• _TASK TO COMPLETE_:
Reproduce every entry below precisely; do not include the pictures.

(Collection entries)
....................

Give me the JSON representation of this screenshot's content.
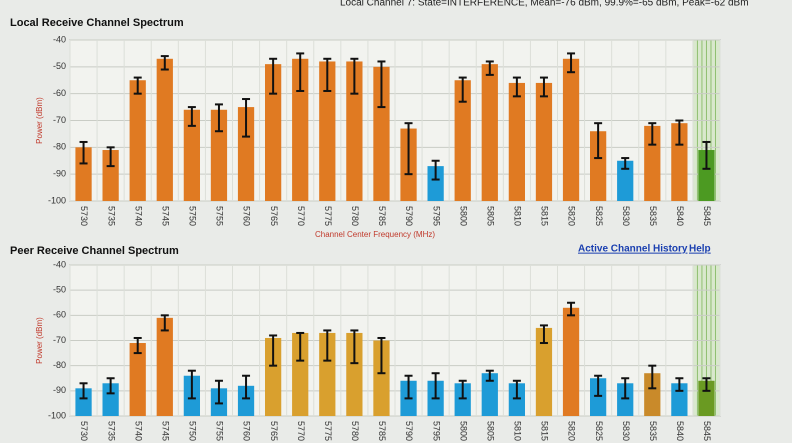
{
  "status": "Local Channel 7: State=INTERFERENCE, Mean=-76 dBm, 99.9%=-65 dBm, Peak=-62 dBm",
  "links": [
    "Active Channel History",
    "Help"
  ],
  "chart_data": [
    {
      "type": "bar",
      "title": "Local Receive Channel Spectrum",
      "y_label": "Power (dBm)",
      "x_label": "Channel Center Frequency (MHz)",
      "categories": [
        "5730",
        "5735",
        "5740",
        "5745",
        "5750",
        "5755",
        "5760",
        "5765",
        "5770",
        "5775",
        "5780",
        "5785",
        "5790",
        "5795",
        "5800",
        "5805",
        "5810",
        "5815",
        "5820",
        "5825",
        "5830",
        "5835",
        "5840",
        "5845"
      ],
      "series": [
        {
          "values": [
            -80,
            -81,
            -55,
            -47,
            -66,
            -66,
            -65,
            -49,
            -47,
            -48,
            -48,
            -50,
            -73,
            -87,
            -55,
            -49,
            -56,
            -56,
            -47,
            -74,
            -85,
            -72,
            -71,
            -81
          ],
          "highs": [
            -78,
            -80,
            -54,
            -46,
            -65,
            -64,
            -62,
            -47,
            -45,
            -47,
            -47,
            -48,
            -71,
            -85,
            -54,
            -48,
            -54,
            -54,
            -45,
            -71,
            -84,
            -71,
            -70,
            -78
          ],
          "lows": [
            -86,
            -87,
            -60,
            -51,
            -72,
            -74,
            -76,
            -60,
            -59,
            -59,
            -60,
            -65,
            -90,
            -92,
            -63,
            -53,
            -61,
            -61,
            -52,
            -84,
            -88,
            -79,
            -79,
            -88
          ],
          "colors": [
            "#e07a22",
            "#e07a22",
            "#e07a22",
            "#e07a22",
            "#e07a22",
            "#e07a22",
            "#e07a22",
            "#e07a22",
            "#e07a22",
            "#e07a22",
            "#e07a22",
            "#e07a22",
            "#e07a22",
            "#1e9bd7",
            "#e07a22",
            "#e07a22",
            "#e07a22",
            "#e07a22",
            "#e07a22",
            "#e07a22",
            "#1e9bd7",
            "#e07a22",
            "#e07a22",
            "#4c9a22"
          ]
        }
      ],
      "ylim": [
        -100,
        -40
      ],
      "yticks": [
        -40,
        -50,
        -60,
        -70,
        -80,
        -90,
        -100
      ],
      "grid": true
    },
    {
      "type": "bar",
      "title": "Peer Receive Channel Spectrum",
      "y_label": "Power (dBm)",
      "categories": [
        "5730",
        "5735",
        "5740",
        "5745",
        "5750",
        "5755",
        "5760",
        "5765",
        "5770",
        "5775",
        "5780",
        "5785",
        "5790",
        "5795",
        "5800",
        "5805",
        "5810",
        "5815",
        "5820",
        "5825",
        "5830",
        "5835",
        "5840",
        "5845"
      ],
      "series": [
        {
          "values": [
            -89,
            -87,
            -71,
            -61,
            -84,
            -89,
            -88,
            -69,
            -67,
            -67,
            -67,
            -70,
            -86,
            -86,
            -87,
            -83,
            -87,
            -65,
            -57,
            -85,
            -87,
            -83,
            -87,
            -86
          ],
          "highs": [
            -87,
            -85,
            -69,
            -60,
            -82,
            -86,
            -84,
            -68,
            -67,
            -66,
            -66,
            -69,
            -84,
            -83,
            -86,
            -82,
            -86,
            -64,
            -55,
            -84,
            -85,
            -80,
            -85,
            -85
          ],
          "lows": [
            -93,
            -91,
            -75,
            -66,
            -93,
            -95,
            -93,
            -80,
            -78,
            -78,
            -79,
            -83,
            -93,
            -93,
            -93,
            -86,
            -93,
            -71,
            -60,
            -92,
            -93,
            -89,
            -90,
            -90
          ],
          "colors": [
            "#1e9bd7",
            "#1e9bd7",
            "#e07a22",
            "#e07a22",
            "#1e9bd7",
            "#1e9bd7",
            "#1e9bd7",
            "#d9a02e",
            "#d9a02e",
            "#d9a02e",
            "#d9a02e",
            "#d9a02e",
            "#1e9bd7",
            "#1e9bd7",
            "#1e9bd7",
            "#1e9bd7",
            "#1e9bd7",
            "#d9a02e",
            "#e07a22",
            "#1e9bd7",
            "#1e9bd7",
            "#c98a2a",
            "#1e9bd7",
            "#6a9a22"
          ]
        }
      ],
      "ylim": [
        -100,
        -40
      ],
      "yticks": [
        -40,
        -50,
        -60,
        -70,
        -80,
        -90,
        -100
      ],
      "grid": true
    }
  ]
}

....................

• _EXERCISE RESULT_:
Give me the JSON representation of this screenshot's content.
{
  "status": "Local Channel 7: State=INTERFERENCE, Mean=-76 dBm, 99.9%=-65 dBm, Peak=-62 dBm",
  "links": [
    "Active Channel History",
    "Help"
  ],
  "chart_data": [
    {
      "type": "bar",
      "title": "Local Receive Channel Spectrum",
      "y_label": "Power (dBm)",
      "x_label": "Channel Center Frequency (MHz)",
      "categories": [
        "5730",
        "5735",
        "5740",
        "5745",
        "5750",
        "5755",
        "5760",
        "5765",
        "5770",
        "5775",
        "5780",
        "5785",
        "5790",
        "5795",
        "5800",
        "5805",
        "5810",
        "5815",
        "5820",
        "5825",
        "5830",
        "5835",
        "5840",
        "5845"
      ],
      "series": [
        {
          "values": [
            -80,
            -81,
            -55,
            -47,
            -66,
            -66,
            -65,
            -49,
            -47,
            -48,
            -48,
            -50,
            -73,
            -87,
            -55,
            -49,
            -56,
            -56,
            -47,
            -74,
            -85,
            -72,
            -71,
            -81
          ],
          "highs": [
            -78,
            -80,
            -54,
            -46,
            -65,
            -64,
            -62,
            -47,
            -45,
            -47,
            -47,
            -48,
            -71,
            -85,
            -54,
            -48,
            -54,
            -54,
            -45,
            -71,
            -84,
            -71,
            -70,
            -78
          ],
          "lows": [
            -86,
            -87,
            -60,
            -51,
            -72,
            -74,
            -76,
            -60,
            -59,
            -59,
            -60,
            -65,
            -90,
            -92,
            -63,
            -53,
            -61,
            -61,
            -52,
            -84,
            -88,
            -79,
            -79,
            -88
          ],
          "colors": [
            "#e07a22",
            "#e07a22",
            "#e07a22",
            "#e07a22",
            "#e07a22",
            "#e07a22",
            "#e07a22",
            "#e07a22",
            "#e07a22",
            "#e07a22",
            "#e07a22",
            "#e07a22",
            "#e07a22",
            "#1e9bd7",
            "#e07a22",
            "#e07a22",
            "#e07a22",
            "#e07a22",
            "#e07a22",
            "#e07a22",
            "#1e9bd7",
            "#e07a22",
            "#e07a22",
            "#4c9a22"
          ]
        }
      ],
      "ylim": [
        -100,
        -40
      ],
      "yticks": [
        -40,
        -50,
        -60,
        -70,
        -80,
        -90,
        -100
      ],
      "grid": true
    },
    {
      "type": "bar",
      "title": "Peer Receive Channel Spectrum",
      "y_label": "Power (dBm)",
      "categories": [
        "5730",
        "5735",
        "5740",
        "5745",
        "5750",
        "5755",
        "5760",
        "5765",
        "5770",
        "5775",
        "5780",
        "5785",
        "5790",
        "5795",
        "5800",
        "5805",
        "5810",
        "5815",
        "5820",
        "5825",
        "5830",
        "5835",
        "5840",
        "5845"
      ],
      "series": [
        {
          "values": [
            -89,
            -87,
            -71,
            -61,
            -84,
            -89,
            -88,
            -69,
            -67,
            -67,
            -67,
            -70,
            -86,
            -86,
            -87,
            -83,
            -87,
            -65,
            -57,
            -85,
            -87,
            -83,
            -87,
            -86
          ],
          "highs": [
            -87,
            -85,
            -69,
            -60,
            -82,
            -86,
            -84,
            -68,
            -67,
            -66,
            -66,
            -69,
            -84,
            -83,
            -86,
            -82,
            -86,
            -64,
            -55,
            -84,
            -85,
            -80,
            -85,
            -85
          ],
          "lows": [
            -93,
            -91,
            -75,
            -66,
            -93,
            -95,
            -93,
            -80,
            -78,
            -78,
            -79,
            -83,
            -93,
            -93,
            -93,
            -86,
            -93,
            -71,
            -60,
            -92,
            -93,
            -89,
            -90,
            -90
          ],
          "colors": [
            "#1e9bd7",
            "#1e9bd7",
            "#e07a22",
            "#e07a22",
            "#1e9bd7",
            "#1e9bd7",
            "#1e9bd7",
            "#d9a02e",
            "#d9a02e",
            "#d9a02e",
            "#d9a02e",
            "#d9a02e",
            "#1e9bd7",
            "#1e9bd7",
            "#1e9bd7",
            "#1e9bd7",
            "#1e9bd7",
            "#d9a02e",
            "#e07a22",
            "#1e9bd7",
            "#1e9bd7",
            "#c98a2a",
            "#1e9bd7",
            "#6a9a22"
          ]
        }
      ],
      "ylim": [
        -100,
        -40
      ],
      "yticks": [
        -40,
        -50,
        -60,
        -70,
        -80,
        -90,
        -100
      ],
      "grid": true
    }
  ]
}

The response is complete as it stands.